Print the entries that appear below, exactly as written and without their pictures.

■ ■ ■ ■

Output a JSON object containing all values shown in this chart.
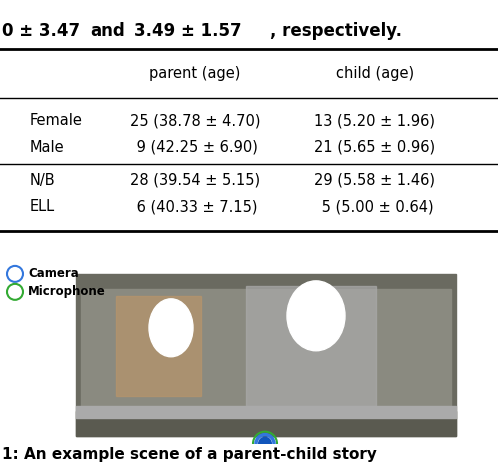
{
  "title_text": "0 ± 3.47 and 3.49 ± 1.57, respectively.",
  "caption_text": "1: An example scene of a parent-child story",
  "col_headers": [
    "",
    "parent (age)",
    "child (age)"
  ],
  "rows": [
    [
      "Female",
      "25 (38.78 ± 4.70)",
      "13 (5.20 ± 1.96)"
    ],
    [
      "Male",
      " 9 (42.25 ± 6.90)",
      "21 (5.65 ± 0.96)"
    ],
    [
      "N/B",
      "28 (39.54 ± 5.15)",
      "29 (5.58 ± 1.46)"
    ],
    [
      "ELL",
      " 6 (40.33 ± 7.15)",
      " 5 (5.00 ± 0.64)"
    ]
  ],
  "legend_items": [
    {
      "label": "Camera",
      "color": "#3377dd"
    },
    {
      "label": "Microphone",
      "color": "#33aa33"
    }
  ],
  "bg_color": "#ffffff",
  "title_fontsize": 12,
  "table_fontsize": 10.5,
  "caption_fontsize": 11,
  "photo_bg": "#7a7a6a",
  "photo_dark": "#555550",
  "photo_mid": "#888878"
}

■ ■ ■ ■

Output of the exercise
Output a JSON object containing all values shown in this chart.
{
  "title_text": "0 ± 3.47 and 3.49 ± 1.57, respectively.",
  "caption_text": "1: An example scene of a parent-child story",
  "col_headers": [
    "",
    "parent (age)",
    "child (age)"
  ],
  "rows": [
    [
      "Female",
      "25 (38.78 ± 4.70)",
      "13 (5.20 ± 1.96)"
    ],
    [
      "Male",
      " 9 (42.25 ± 6.90)",
      "21 (5.65 ± 0.96)"
    ],
    [
      "N/B",
      "28 (39.54 ± 5.15)",
      "29 (5.58 ± 1.46)"
    ],
    [
      "ELL",
      " 6 (40.33 ± 7.15)",
      " 5 (5.00 ± 0.64)"
    ]
  ],
  "legend_items": [
    {
      "label": "Camera",
      "color": "#3377dd"
    },
    {
      "label": "Microphone",
      "color": "#33aa33"
    }
  ],
  "bg_color": "#ffffff",
  "title_fontsize": 12,
  "table_fontsize": 10.5,
  "caption_fontsize": 11,
  "photo_bg": "#7a7a6a",
  "photo_dark": "#555550",
  "photo_mid": "#888878"
}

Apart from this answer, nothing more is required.